_Task directions_
How many lines in the records below contain the word "iniciativas"? Answer with the number alone.

-- START Exercise input --

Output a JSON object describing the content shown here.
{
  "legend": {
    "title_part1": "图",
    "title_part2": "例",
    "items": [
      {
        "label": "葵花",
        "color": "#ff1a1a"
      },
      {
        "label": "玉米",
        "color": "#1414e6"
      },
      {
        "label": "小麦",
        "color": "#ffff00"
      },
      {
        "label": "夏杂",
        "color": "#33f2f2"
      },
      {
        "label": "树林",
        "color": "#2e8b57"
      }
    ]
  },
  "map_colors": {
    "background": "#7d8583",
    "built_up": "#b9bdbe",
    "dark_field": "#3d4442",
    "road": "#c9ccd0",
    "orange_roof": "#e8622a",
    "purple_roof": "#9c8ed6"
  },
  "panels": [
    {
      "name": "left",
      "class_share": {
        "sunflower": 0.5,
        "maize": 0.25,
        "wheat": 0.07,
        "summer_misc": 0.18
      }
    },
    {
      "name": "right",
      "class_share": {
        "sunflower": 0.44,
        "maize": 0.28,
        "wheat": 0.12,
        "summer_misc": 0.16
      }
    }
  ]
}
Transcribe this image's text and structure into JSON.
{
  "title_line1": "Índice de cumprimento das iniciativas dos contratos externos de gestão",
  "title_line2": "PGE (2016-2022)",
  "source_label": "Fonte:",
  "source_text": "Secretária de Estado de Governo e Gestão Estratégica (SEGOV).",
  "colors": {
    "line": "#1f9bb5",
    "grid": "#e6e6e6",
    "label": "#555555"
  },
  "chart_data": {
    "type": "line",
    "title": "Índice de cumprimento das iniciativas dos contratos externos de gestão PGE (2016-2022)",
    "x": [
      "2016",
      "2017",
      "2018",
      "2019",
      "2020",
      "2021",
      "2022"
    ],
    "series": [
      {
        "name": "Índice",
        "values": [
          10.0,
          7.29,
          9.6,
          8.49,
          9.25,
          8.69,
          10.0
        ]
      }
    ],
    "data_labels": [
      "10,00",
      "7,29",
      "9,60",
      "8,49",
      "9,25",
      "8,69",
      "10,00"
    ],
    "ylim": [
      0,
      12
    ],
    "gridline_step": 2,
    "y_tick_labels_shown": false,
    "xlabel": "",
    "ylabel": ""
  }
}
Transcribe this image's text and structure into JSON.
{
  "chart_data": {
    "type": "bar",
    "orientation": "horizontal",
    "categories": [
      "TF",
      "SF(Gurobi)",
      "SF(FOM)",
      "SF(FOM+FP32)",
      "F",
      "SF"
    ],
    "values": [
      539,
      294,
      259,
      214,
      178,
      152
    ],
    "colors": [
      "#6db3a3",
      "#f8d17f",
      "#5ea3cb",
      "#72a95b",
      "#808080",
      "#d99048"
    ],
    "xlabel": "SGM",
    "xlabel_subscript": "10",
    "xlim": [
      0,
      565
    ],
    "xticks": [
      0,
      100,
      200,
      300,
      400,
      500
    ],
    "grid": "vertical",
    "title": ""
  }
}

-- END Exercise input --
-- START Exercise input --

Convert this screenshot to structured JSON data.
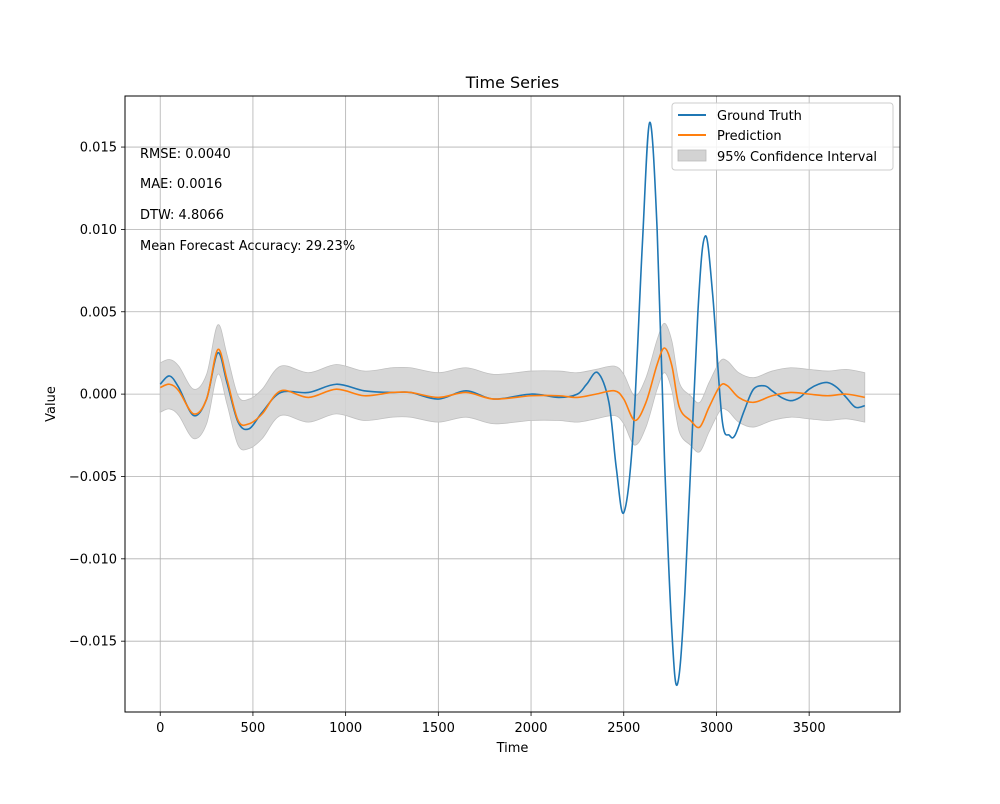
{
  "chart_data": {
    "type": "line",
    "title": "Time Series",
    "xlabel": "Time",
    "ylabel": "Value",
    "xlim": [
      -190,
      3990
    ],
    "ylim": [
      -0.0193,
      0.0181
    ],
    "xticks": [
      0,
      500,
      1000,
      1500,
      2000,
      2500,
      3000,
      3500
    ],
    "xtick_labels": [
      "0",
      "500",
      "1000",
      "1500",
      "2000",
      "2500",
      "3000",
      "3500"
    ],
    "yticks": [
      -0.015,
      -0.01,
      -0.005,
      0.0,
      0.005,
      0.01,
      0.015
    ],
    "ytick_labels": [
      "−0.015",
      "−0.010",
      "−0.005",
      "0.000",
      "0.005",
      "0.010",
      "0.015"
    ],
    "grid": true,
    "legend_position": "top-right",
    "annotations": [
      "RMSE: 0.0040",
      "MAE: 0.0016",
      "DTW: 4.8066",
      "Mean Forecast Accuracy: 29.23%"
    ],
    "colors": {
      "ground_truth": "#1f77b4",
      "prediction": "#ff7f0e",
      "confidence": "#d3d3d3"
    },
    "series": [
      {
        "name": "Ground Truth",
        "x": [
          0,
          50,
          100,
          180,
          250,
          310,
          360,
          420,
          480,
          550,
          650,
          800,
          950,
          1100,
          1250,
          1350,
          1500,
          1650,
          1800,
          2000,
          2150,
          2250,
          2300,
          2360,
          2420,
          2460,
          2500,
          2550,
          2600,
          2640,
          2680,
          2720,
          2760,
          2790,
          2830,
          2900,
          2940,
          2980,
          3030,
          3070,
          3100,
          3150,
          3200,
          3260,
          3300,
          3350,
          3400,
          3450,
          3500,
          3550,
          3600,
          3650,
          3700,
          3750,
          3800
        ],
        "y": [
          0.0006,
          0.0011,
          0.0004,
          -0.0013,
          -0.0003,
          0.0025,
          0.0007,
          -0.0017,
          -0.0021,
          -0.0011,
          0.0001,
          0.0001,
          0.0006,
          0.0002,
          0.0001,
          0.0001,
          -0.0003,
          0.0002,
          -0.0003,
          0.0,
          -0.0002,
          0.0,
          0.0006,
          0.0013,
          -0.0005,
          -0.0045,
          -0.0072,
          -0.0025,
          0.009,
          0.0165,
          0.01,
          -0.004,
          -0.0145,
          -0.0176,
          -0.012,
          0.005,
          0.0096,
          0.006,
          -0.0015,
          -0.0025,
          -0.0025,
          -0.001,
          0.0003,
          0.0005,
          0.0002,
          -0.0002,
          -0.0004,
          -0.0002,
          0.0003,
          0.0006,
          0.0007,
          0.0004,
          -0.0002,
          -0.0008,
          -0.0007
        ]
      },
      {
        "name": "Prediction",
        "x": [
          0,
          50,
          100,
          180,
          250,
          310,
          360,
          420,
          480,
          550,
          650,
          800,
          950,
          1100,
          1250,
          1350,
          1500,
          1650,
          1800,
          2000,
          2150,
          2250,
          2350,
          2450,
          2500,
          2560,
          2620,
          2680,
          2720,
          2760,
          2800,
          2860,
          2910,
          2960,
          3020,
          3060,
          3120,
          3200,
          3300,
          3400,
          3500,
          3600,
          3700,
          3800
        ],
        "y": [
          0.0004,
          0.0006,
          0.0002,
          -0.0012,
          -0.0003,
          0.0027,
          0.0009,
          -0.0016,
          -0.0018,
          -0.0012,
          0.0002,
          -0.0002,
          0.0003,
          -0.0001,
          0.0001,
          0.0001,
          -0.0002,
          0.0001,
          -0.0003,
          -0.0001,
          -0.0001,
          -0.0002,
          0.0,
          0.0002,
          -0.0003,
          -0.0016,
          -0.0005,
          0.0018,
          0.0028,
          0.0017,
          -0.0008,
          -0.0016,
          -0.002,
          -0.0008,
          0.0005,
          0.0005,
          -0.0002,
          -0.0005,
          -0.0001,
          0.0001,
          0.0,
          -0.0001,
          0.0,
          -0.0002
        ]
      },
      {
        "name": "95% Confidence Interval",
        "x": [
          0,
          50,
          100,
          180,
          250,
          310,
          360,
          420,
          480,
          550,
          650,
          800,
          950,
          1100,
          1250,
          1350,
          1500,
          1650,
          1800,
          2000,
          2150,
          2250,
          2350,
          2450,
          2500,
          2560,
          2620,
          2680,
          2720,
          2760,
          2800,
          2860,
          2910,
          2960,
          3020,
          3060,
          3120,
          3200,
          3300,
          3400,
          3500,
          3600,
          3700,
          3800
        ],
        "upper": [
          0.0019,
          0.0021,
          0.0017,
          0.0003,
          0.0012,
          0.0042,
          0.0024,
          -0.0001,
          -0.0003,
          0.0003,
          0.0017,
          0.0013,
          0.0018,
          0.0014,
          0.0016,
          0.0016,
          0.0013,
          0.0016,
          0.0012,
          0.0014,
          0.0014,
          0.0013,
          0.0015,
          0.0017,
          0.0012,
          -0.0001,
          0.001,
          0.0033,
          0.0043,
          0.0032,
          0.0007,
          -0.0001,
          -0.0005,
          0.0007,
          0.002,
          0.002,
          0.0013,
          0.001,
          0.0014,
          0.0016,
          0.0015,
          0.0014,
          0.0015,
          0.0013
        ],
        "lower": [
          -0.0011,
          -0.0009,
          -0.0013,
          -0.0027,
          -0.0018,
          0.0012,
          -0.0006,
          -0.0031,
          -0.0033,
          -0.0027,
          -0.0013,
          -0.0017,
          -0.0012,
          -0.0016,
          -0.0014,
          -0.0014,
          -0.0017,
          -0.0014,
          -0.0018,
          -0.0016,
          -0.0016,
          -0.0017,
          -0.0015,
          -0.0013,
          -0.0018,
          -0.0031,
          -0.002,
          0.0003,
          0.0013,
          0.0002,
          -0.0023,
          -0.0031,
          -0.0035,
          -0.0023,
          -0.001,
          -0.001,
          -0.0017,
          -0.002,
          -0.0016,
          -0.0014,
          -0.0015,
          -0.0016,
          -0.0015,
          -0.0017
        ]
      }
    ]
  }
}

-- END Exercise input --

_Expected answer_
2